The exercise
Search the listing below for the word "симметрии" and copy each line that holds it.

Supplied records
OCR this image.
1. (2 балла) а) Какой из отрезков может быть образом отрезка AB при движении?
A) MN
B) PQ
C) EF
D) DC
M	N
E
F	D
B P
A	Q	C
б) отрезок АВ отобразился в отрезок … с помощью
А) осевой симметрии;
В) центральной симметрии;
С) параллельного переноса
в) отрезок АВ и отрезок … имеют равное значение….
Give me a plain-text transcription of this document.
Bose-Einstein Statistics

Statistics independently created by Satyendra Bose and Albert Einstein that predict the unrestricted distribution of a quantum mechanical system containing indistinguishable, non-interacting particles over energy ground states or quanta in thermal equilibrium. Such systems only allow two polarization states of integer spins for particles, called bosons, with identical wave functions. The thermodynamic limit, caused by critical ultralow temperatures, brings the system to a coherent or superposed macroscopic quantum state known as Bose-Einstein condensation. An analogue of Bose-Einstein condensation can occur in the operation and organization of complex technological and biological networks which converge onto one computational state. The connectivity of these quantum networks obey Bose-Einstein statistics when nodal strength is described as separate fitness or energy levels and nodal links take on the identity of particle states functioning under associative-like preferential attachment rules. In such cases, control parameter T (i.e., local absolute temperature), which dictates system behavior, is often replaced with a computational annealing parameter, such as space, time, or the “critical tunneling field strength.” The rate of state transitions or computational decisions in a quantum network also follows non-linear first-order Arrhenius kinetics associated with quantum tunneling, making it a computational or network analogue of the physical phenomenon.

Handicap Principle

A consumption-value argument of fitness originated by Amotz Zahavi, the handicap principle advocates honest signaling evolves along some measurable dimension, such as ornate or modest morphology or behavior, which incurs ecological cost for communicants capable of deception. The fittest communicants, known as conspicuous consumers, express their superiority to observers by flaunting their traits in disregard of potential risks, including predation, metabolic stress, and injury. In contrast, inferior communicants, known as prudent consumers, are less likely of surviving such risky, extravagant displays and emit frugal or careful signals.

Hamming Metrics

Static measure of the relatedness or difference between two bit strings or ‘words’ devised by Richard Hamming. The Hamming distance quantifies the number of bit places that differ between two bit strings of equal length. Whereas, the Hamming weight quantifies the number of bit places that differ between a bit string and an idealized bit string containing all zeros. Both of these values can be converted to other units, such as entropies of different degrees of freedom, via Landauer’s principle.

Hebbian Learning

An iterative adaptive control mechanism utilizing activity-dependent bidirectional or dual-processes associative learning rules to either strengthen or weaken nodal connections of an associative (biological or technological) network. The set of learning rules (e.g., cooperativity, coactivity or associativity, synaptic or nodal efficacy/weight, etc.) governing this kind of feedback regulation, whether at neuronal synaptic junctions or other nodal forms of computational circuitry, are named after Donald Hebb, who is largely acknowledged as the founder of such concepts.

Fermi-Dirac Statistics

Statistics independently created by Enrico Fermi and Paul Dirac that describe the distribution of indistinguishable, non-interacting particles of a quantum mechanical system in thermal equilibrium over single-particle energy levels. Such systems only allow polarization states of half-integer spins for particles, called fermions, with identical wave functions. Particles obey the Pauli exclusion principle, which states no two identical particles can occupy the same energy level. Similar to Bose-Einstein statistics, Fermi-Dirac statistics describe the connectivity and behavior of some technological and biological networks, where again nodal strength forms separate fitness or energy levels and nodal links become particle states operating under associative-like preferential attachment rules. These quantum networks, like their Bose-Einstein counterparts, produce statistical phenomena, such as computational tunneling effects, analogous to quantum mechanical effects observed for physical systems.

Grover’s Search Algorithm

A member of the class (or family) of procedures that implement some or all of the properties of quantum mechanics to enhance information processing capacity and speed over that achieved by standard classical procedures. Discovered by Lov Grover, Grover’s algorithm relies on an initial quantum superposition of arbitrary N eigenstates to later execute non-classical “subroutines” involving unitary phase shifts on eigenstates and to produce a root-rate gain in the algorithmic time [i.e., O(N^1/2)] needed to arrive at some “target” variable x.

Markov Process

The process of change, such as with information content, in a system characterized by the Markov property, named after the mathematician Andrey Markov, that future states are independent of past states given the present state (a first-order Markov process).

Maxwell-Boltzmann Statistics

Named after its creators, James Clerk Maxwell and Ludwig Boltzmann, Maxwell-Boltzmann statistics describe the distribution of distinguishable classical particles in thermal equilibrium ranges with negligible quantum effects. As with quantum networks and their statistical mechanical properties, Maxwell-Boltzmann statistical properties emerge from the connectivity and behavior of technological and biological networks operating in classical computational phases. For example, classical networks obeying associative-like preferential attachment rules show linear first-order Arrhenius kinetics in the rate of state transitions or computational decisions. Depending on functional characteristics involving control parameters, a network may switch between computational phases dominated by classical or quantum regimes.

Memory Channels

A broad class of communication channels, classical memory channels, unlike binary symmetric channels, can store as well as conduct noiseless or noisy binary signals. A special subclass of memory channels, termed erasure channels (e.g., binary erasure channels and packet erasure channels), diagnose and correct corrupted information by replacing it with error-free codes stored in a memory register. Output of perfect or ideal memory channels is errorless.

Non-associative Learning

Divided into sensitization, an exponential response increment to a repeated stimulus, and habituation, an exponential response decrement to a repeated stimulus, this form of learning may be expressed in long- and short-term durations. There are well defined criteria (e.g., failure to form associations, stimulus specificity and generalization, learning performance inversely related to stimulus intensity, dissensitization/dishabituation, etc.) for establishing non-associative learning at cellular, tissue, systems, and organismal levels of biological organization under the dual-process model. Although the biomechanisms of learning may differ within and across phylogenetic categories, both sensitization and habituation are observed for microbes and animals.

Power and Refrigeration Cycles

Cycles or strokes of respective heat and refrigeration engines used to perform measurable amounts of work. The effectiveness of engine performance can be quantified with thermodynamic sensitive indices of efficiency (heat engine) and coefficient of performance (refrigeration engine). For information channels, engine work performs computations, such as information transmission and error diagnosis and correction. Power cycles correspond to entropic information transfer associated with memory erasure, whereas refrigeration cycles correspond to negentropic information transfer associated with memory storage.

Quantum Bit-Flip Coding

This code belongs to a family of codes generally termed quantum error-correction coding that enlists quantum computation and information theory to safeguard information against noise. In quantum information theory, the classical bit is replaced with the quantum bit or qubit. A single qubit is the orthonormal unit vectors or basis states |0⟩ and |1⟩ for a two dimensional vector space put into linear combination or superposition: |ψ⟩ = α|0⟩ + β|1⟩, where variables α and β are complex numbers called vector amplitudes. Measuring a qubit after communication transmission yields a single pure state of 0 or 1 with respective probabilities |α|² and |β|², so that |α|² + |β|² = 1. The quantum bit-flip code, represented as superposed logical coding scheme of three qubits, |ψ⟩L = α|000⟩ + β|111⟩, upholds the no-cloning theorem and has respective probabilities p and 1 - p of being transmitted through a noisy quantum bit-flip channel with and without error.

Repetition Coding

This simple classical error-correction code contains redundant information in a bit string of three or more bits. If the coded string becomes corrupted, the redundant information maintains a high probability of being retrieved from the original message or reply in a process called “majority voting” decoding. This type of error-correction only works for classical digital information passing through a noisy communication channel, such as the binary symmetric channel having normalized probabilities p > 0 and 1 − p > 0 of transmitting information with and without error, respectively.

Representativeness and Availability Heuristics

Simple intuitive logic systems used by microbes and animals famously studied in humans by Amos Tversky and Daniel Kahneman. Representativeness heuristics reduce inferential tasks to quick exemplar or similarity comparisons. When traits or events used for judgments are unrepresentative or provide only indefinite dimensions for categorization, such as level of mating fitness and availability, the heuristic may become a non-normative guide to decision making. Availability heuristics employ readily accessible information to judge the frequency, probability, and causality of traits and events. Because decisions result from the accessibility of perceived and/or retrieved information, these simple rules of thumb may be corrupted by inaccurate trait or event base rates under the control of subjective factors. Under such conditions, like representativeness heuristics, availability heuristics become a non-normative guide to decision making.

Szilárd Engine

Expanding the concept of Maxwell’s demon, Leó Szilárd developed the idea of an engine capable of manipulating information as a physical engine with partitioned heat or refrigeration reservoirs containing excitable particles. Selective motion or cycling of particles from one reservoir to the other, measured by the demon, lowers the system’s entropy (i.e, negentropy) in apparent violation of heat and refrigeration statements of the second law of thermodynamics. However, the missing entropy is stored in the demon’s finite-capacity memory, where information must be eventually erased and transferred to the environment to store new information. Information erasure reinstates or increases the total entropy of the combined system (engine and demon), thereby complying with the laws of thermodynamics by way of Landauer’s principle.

Reply to the exercise
А) осевой симметрии;
В) центральной симметрии;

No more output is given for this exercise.